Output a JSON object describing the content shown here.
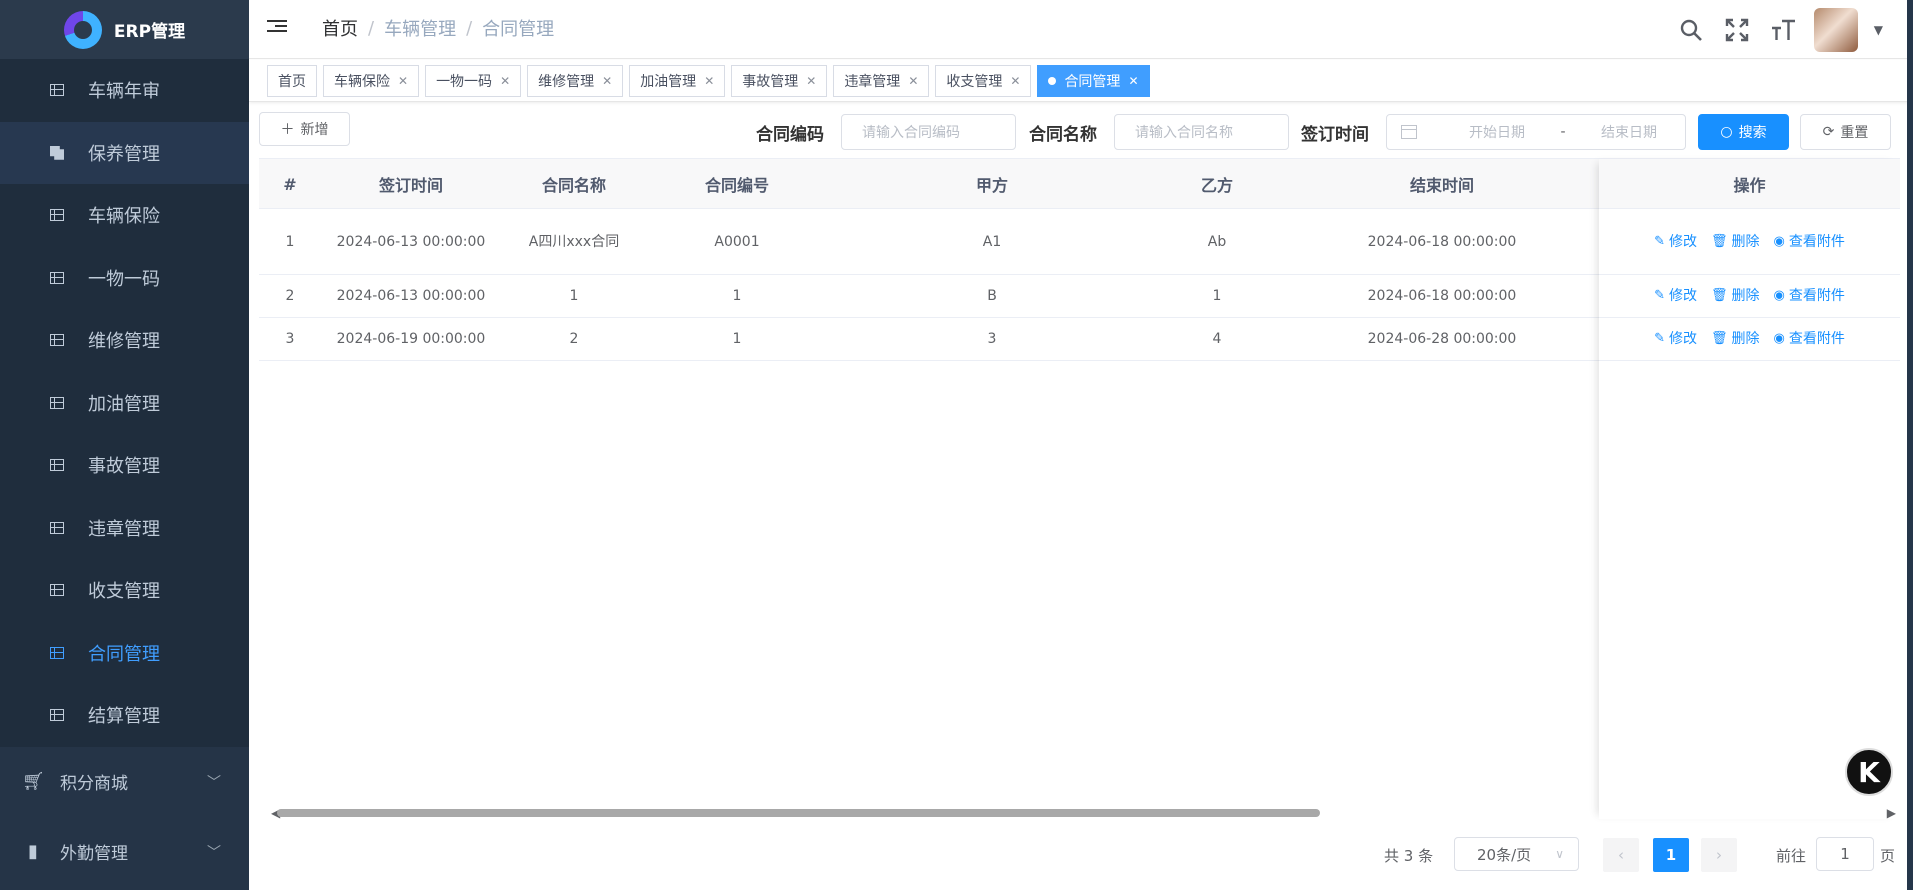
{
  "app": {
    "title": "ERP管理"
  },
  "sidebar": {
    "items": [
      {
        "label": "车辆年审"
      },
      {
        "label": "保养管理"
      },
      {
        "label": "车辆保险"
      },
      {
        "label": "一物一码"
      },
      {
        "label": "维修管理"
      },
      {
        "label": "加油管理"
      },
      {
        "label": "事故管理"
      },
      {
        "label": "违章管理"
      },
      {
        "label": "收支管理"
      },
      {
        "label": "合同管理",
        "active": true
      },
      {
        "label": "结算管理"
      }
    ],
    "groups": [
      {
        "label": "积分商城",
        "icon": "cart-icon"
      },
      {
        "label": "外勤管理",
        "icon": "bar-chart-icon"
      }
    ]
  },
  "header": {
    "breadcrumb": [
      "首页",
      "车辆管理",
      "合同管理"
    ],
    "separator": "/"
  },
  "tags": [
    "首页",
    "车辆保险",
    "一物一码",
    "维修管理",
    "加油管理",
    "事故管理",
    "违章管理",
    "收支管理",
    "合同管理"
  ],
  "toolbar": {
    "add_label": "新增",
    "contract_code_label": "合同编码",
    "contract_code_placeholder": "请输入合同编码",
    "contract_name_label": "合同名称",
    "contract_name_placeholder": "请输入合同名称",
    "sign_time_label": "签订时间",
    "start_placeholder": "开始日期",
    "range_sep": "-",
    "end_placeholder": "结束日期",
    "search_label": "搜索",
    "reset_label": "重置"
  },
  "table": {
    "headers": [
      "#",
      "签订时间",
      "合同名称",
      "合同编号",
      "甲方",
      "乙方",
      "结束时间",
      "操作"
    ],
    "rows": [
      {
        "idx": "1",
        "sign": "2024-06-13 00:00:00",
        "name": "A四川xxx合同",
        "no": "A0001",
        "a": "A1",
        "b": "Ab",
        "end": "2024-06-18 00:00:00"
      },
      {
        "idx": "2",
        "sign": "2024-06-13 00:00:00",
        "name": "1",
        "no": "1",
        "a": "B",
        "b": "1",
        "end": "2024-06-18 00:00:00"
      },
      {
        "idx": "3",
        "sign": "2024-06-19 00:00:00",
        "name": "2",
        "no": "1",
        "a": "3",
        "b": "4",
        "end": "2024-06-28 00:00:00"
      }
    ],
    "actions": {
      "edit": "修改",
      "delete": "删除",
      "attach": "查看附件"
    }
  },
  "pagination": {
    "total": "共 3 条",
    "page_size": "20条/页",
    "current": "1",
    "goto": "前往",
    "goto_value": "1",
    "page": "页"
  },
  "badge": {
    "letter": "K"
  },
  "colors": {
    "primary": "#1890ff",
    "sidebar": "#253447",
    "active": "#409eff"
  }
}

---

TASK DESCRIPTION:
Reproduce the material above in full and without alteration, but skip all pictures.

OUTPUT:
Output a JSON object describing the content shown here.
{
  "app": {
    "title": "ERP管理"
  },
  "sidebar": {
    "items": [
      {
        "label": "车辆年审"
      },
      {
        "label": "保养管理"
      },
      {
        "label": "车辆保险"
      },
      {
        "label": "一物一码"
      },
      {
        "label": "维修管理"
      },
      {
        "label": "加油管理"
      },
      {
        "label": "事故管理"
      },
      {
        "label": "违章管理"
      },
      {
        "label": "收支管理"
      },
      {
        "label": "合同管理",
        "active": true
      },
      {
        "label": "结算管理"
      }
    ],
    "groups": [
      {
        "label": "积分商城",
        "icon": "cart-icon"
      },
      {
        "label": "外勤管理",
        "icon": "bar-chart-icon"
      }
    ]
  },
  "header": {
    "breadcrumb": [
      "首页",
      "车辆管理",
      "合同管理"
    ],
    "separator": "/"
  },
  "tags": [
    "首页",
    "车辆保险",
    "一物一码",
    "维修管理",
    "加油管理",
    "事故管理",
    "违章管理",
    "收支管理",
    "合同管理"
  ],
  "toolbar": {
    "add_label": "新增",
    "contract_code_label": "合同编码",
    "contract_code_placeholder": "请输入合同编码",
    "contract_name_label": "合同名称",
    "contract_name_placeholder": "请输入合同名称",
    "sign_time_label": "签订时间",
    "start_placeholder": "开始日期",
    "range_sep": "-",
    "end_placeholder": "结束日期",
    "search_label": "搜索",
    "reset_label": "重置"
  },
  "table": {
    "headers": [
      "#",
      "签订时间",
      "合同名称",
      "合同编号",
      "甲方",
      "乙方",
      "结束时间",
      "操作"
    ],
    "rows": [
      {
        "idx": "1",
        "sign": "2024-06-13 00:00:00",
        "name": "A四川xxx合同",
        "no": "A0001",
        "a": "A1",
        "b": "Ab",
        "end": "2024-06-18 00:00:00"
      },
      {
        "idx": "2",
        "sign": "2024-06-13 00:00:00",
        "name": "1",
        "no": "1",
        "a": "B",
        "b": "1",
        "end": "2024-06-18 00:00:00"
      },
      {
        "idx": "3",
        "sign": "2024-06-19 00:00:00",
        "name": "2",
        "no": "1",
        "a": "3",
        "b": "4",
        "end": "2024-06-28 00:00:00"
      }
    ],
    "actions": {
      "edit": "修改",
      "delete": "删除",
      "attach": "查看附件"
    }
  },
  "pagination": {
    "total": "共 3 条",
    "page_size": "20条/页",
    "current": "1",
    "goto": "前往",
    "goto_value": "1",
    "page": "页"
  },
  "badge": {
    "letter": "K"
  },
  "colors": {
    "primary": "#1890ff",
    "sidebar": "#253447",
    "active": "#409eff"
  }
}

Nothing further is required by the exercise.